§ The input
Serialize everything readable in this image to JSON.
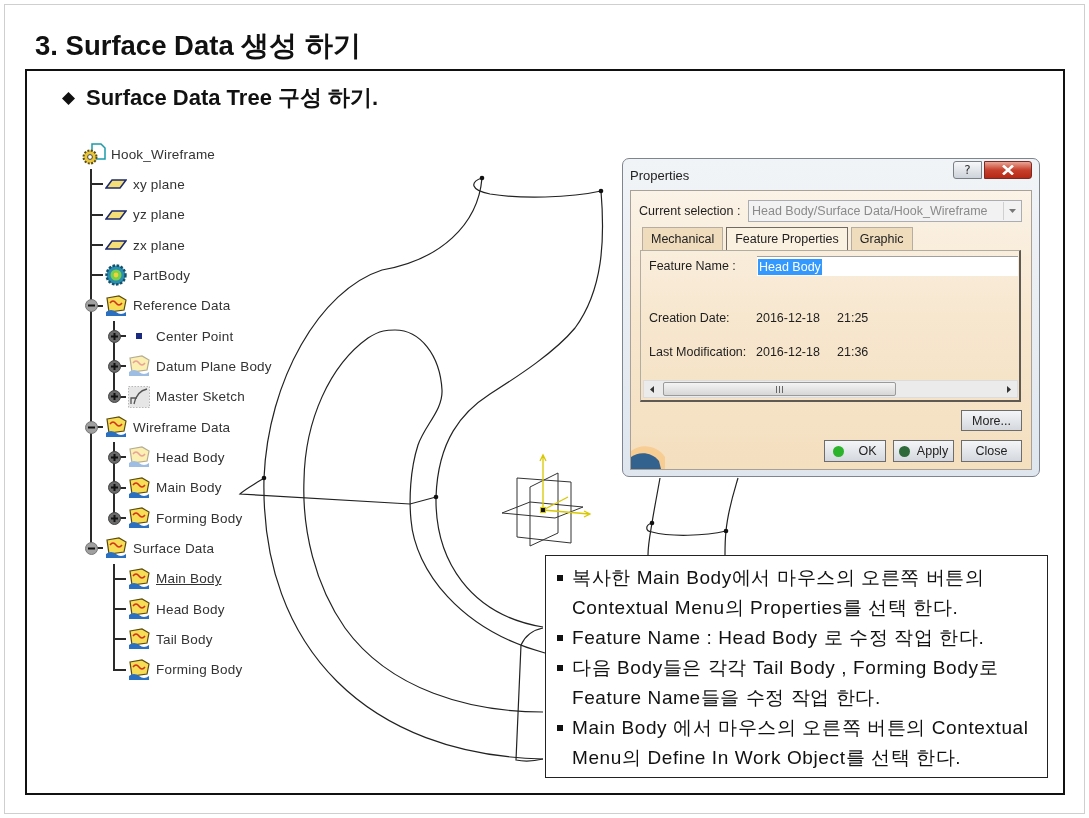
{
  "title": "3. Surface Data 생성 하기",
  "subtitle": "Surface Data Tree 구성 하기.",
  "tree": {
    "label": "Hook_Wireframe",
    "kind": "part",
    "current": false,
    "children": [
      {
        "label": "xy plane",
        "kind": "plane",
        "current": false
      },
      {
        "label": "yz plane",
        "kind": "plane",
        "current": false
      },
      {
        "label": "zx plane",
        "kind": "plane",
        "current": false
      },
      {
        "label": "PartBody",
        "kind": "body",
        "current": false
      },
      {
        "label": "Reference Data",
        "kind": "set",
        "current": false,
        "expanded": true,
        "children": [
          {
            "label": "Center Point",
            "kind": "point",
            "current": false,
            "expanded": false
          },
          {
            "label": "Datum Plane Body",
            "kind": "hiddenset",
            "current": false,
            "expanded": false
          },
          {
            "label": "Master Sketch",
            "kind": "sketch",
            "current": false,
            "expanded": false
          }
        ]
      },
      {
        "label": "Wireframe Data",
        "kind": "set",
        "current": false,
        "expanded": true,
        "children": [
          {
            "label": "Head Body",
            "kind": "hiddenset",
            "current": false,
            "expanded": false
          },
          {
            "label": "Main Body",
            "kind": "set",
            "current": false,
            "expanded": false
          },
          {
            "label": "Forming Body",
            "kind": "set",
            "current": false,
            "expanded": false
          }
        ]
      },
      {
        "label": "Surface Data",
        "kind": "set",
        "current": false,
        "expanded": true,
        "children": [
          {
            "label": "Main Body",
            "kind": "set",
            "current": true
          },
          {
            "label": "Head Body",
            "kind": "set",
            "current": false
          },
          {
            "label": "Tail Body",
            "kind": "set",
            "current": false
          },
          {
            "label": "Forming Body",
            "kind": "set",
            "current": false
          }
        ]
      }
    ]
  },
  "dialog": {
    "title": "Properties",
    "help_button": "?",
    "current_selection": {
      "label": "Current selection :",
      "value": "Head Body/Surface Data/Hook_Wireframe",
      "disabled": true
    },
    "tabs": [
      {
        "label": "Mechanical",
        "selected": false
      },
      {
        "label": "Feature Properties",
        "selected": true
      },
      {
        "label": "Graphic",
        "selected": false
      }
    ],
    "feature_name": {
      "label": "Feature Name :",
      "value": "Head Body",
      "highlighted": true
    },
    "dates": [
      {
        "label": "Creation Date:",
        "date": "2016-12-18",
        "time": "21:25"
      },
      {
        "label": "Last Modification:",
        "date": "2016-12-18",
        "time": "21:36"
      }
    ],
    "more_button": "More...",
    "buttons": [
      {
        "label": "OK",
        "kind": "ok",
        "color": "#2bb32b"
      },
      {
        "label": "Apply",
        "kind": "apply",
        "color": "#2f6b3a"
      },
      {
        "label": "Close",
        "kind": "close"
      }
    ]
  },
  "notes": [
    "복사한 Main Body에서 마우스의 오른쪽 버튼의 Contextual Menu의 Properties를 선택 한다.",
    "Feature Name : Head Body 로 수정 작업 한다.",
    "다음 Body들은 각각 Tail Body , Forming Body로 Feature Name들을 수정 작업 한다.",
    "Main Body 에서 마우스의 오른쪽 버튼의 Contextual Menu의 Define In Work Object를 선택 한다."
  ]
}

§ Instructions for the task
Pull every line containing "Head" out of the data above.

§ Correct answer
            "label": "Head Body",
            "label": "Head Body",
      "value": "Head Body/Surface Data/Hook_Wireframe",
      "value": "Head Body",
    "Feature Name : Head Body 로 수정 작업 한다.",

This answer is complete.